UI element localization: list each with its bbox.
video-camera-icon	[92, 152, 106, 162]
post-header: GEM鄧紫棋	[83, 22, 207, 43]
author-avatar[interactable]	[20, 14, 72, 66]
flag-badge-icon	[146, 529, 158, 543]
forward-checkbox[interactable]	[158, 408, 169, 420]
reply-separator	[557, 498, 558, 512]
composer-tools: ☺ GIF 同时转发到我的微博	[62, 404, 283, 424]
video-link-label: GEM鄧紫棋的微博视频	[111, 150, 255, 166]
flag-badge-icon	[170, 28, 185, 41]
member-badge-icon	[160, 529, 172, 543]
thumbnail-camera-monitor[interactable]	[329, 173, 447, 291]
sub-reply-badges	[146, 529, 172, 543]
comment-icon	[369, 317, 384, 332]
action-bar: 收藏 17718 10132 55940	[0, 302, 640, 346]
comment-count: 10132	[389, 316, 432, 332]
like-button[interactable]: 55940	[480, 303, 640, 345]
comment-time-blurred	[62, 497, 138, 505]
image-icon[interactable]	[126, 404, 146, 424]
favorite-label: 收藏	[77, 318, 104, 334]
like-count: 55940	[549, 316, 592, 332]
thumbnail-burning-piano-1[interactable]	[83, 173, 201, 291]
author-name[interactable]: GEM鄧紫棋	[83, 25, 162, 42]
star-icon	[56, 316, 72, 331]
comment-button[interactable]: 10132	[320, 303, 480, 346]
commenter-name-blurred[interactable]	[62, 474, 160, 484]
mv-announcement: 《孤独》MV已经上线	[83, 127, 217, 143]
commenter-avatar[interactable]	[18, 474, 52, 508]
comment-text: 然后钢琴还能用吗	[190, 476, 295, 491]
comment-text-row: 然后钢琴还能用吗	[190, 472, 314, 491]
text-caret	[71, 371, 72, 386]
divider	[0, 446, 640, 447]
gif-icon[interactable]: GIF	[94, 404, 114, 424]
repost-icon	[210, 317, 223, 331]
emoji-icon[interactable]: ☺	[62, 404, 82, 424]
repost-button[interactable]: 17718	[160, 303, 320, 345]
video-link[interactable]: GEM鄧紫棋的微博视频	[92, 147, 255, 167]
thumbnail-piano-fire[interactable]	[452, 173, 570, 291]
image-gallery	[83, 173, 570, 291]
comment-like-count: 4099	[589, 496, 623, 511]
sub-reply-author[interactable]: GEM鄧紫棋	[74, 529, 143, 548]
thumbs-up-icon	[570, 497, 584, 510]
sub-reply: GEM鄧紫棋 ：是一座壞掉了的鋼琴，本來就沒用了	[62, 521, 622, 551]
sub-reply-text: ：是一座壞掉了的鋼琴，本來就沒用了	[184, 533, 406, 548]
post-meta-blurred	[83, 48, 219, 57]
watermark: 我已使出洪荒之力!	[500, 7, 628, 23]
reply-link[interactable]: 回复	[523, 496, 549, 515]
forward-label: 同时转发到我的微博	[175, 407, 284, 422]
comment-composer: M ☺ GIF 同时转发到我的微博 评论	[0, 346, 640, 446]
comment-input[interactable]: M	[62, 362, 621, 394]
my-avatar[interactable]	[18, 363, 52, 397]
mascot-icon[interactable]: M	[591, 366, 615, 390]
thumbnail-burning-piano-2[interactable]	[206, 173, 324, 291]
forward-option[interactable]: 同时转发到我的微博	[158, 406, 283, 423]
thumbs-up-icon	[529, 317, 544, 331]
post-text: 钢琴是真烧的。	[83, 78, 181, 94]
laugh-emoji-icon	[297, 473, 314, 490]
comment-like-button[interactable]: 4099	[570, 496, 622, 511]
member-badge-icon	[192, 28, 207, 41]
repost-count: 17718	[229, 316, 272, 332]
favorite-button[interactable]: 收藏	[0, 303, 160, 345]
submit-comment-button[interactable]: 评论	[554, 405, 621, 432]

----------------

DIRECTIONS
Copy every line of the item above verbatim, without altering any character.

FULL SOLUTION
UI element localization: list each with its bbox.
video-camera-icon	[92, 152, 106, 162]
post-header: GEM鄧紫棋	[83, 22, 207, 43]
author-avatar[interactable]	[20, 14, 72, 66]
flag-badge-icon	[146, 529, 158, 543]
forward-checkbox[interactable]	[158, 408, 169, 420]
reply-separator	[557, 498, 558, 512]
composer-tools: ☺ GIF 同时转发到我的微博	[62, 404, 283, 424]
video-link-label: GEM鄧紫棋的微博视频	[111, 150, 255, 166]
flag-badge-icon	[170, 28, 185, 41]
member-badge-icon	[160, 529, 172, 543]
thumbnail-camera-monitor[interactable]	[329, 173, 447, 291]
sub-reply-badges	[146, 529, 172, 543]
comment-icon	[369, 317, 384, 332]
action-bar: 收藏 17718 10132 55940	[0, 302, 640, 346]
comment-count: 10132	[389, 316, 432, 332]
like-button[interactable]: 55940	[480, 303, 640, 345]
comment-time-blurred	[62, 497, 138, 505]
image-icon[interactable]	[126, 404, 146, 424]
favorite-label: 收藏	[77, 318, 104, 334]
like-count: 55940	[549, 316, 592, 332]
thumbnail-burning-piano-1[interactable]	[83, 173, 201, 291]
author-name[interactable]: GEM鄧紫棋	[83, 25, 162, 42]
star-icon	[56, 316, 72, 331]
comment-button[interactable]: 10132	[320, 303, 480, 346]
commenter-name-blurred[interactable]	[62, 474, 160, 484]
mv-announcement: 《孤独》MV已经上线	[83, 127, 217, 143]
commenter-avatar[interactable]	[18, 474, 52, 508]
comment-text: 然后钢琴还能用吗	[190, 476, 295, 491]
comment-text-row: 然后钢琴还能用吗	[190, 472, 314, 491]
text-caret	[71, 371, 72, 386]
divider	[0, 446, 640, 447]
gif-icon[interactable]: GIF	[94, 404, 114, 424]
repost-icon	[210, 317, 223, 331]
emoji-icon[interactable]: ☺	[62, 404, 82, 424]
repost-button[interactable]: 17718	[160, 303, 320, 345]
video-link[interactable]: GEM鄧紫棋的微博视频	[92, 147, 255, 167]
thumbnail-piano-fire[interactable]	[452, 173, 570, 291]
image-gallery	[83, 173, 570, 291]
comment-like-count: 4099	[589, 496, 623, 511]
sub-reply-author[interactable]: GEM鄧紫棋	[74, 529, 143, 548]
thumbs-up-icon	[570, 497, 584, 510]
sub-reply: GEM鄧紫棋 ：是一座壞掉了的鋼琴，本來就沒用了	[62, 521, 622, 551]
sub-reply-text: ：是一座壞掉了的鋼琴，本來就沒用了	[184, 533, 406, 548]
post-meta-blurred	[83, 48, 219, 57]
watermark: 我已使出洪荒之力!	[500, 7, 628, 23]
reply-link[interactable]: 回复	[523, 496, 549, 515]
forward-label: 同时转发到我的微博	[175, 407, 284, 422]
comment-composer: M ☺ GIF 同时转发到我的微博 评论	[0, 346, 640, 446]
comment-input[interactable]: M	[62, 362, 621, 394]
my-avatar[interactable]	[18, 363, 52, 397]
mascot-icon[interactable]: M	[591, 366, 615, 390]
thumbnail-burning-piano-2[interactable]	[206, 173, 324, 291]
forward-option[interactable]: 同时转发到我的微博	[158, 406, 283, 423]
thumbs-up-icon	[529, 317, 544, 331]
post-text: 钢琴是真烧的。	[83, 78, 181, 94]
laugh-emoji-icon	[297, 473, 314, 490]
comment-like-button[interactable]: 4099	[570, 496, 622, 511]
member-badge-icon	[192, 28, 207, 41]
repost-count: 17718	[229, 316, 272, 332]
favorite-button[interactable]: 收藏	[0, 303, 160, 345]
submit-comment-button[interactable]: 评论	[554, 405, 621, 432]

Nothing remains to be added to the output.